**What the task requires**
Omit the images, then output each of the records below exactly.

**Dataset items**
[BEGIN]

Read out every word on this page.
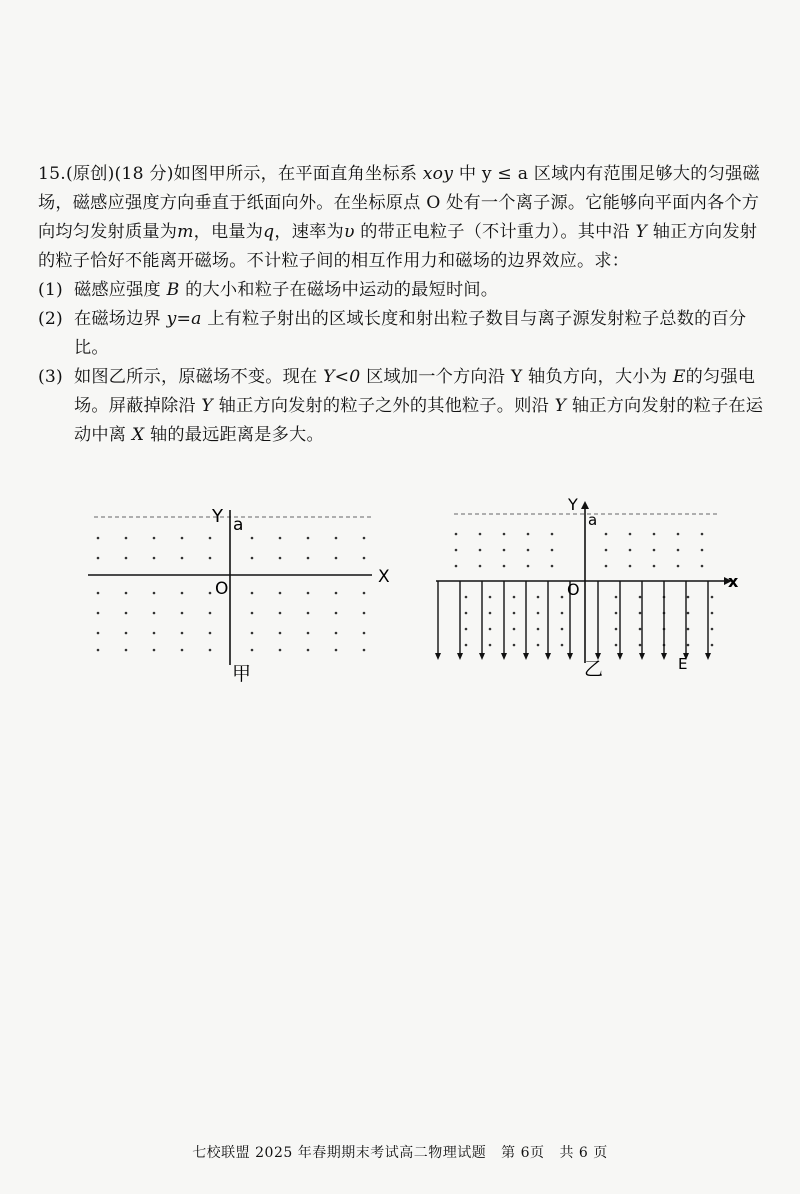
15.(原创)(18 分)如图甲所示，在平面直角坐标系 xoy 中 y ≤ a 区域内有范围足够大的匀强磁场，磁感应强度方向垂直于纸面向外。在坐标原点 O 处有一个离子源。它能够向平面内各个方向均匀发射质量为m，电量为q，速率为υ 的带正电粒子（不计重力）。其中沿 Y 轴正方向发射的粒子恰好不能离开磁场。不计粒子间的相互作用力和磁场的边界效应。求：

(1) 磁感应强度 B 的大小和粒子在磁场中运动的最短时间。
(2) 在磁场边界 y=a 上有粒子射出的区域长度和射出粒子数目与离子源发射粒子总数的百分比。
(3) 如图乙所示，原磁场不变。现在 Y<0 区域加一个方向沿 Y 轴负方向，大小为 E的匀强电场。屏蔽掉除沿 Y 轴正方向发射的粒子之外的其他粒子。则沿 Y 轴正方向发射的粒子在运动中离 X 轴的最远距离是多大。
Y a
X
O
甲
Y
a
x
O
E
乙
七校联盟 2025 年春期期末考试高二物理试题 第 6页 共 6 页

[END]

**Answer to the exercise**
Read out every word on this page.
15.(原创)(18 分)如图甲所示，在平面直角坐标系 xoy 中 y ≤ a 区域内有范围足够大的匀强磁场，磁感应强度方向垂直于纸面向外。在坐标原点 O 处有一个离子源。它能够向平面内各个方向均匀发射质量为m，电量为q，速率为υ 的带正电粒子（不计重力）。其中沿 Y 轴正方向发射的粒子恰好不能离开磁场。不计粒子间的相互作用力和磁场的边界效应。求：

(1) 磁感应强度 B 的大小和粒子在磁场中运动的最短时间。
(2) 在磁场边界 y=a 上有粒子射出的区域长度和射出粒子数目与离子源发射粒子总数的百分比。
(3) 如图乙所示，原磁场不变。现在 Y<0 区域加一个方向沿 Y 轴负方向，大小为 E的匀强电场。屏蔽掉除沿 Y 轴正方向发射的粒子之外的其他粒子。则沿 Y 轴正方向发射的粒子在运动中离 X 轴的最远距离是多大。
Y a
X
O
甲
Y
a
x
O
E
乙
七校联盟 2025 年春期期末考试高二物理试题 第 6页 共 6 页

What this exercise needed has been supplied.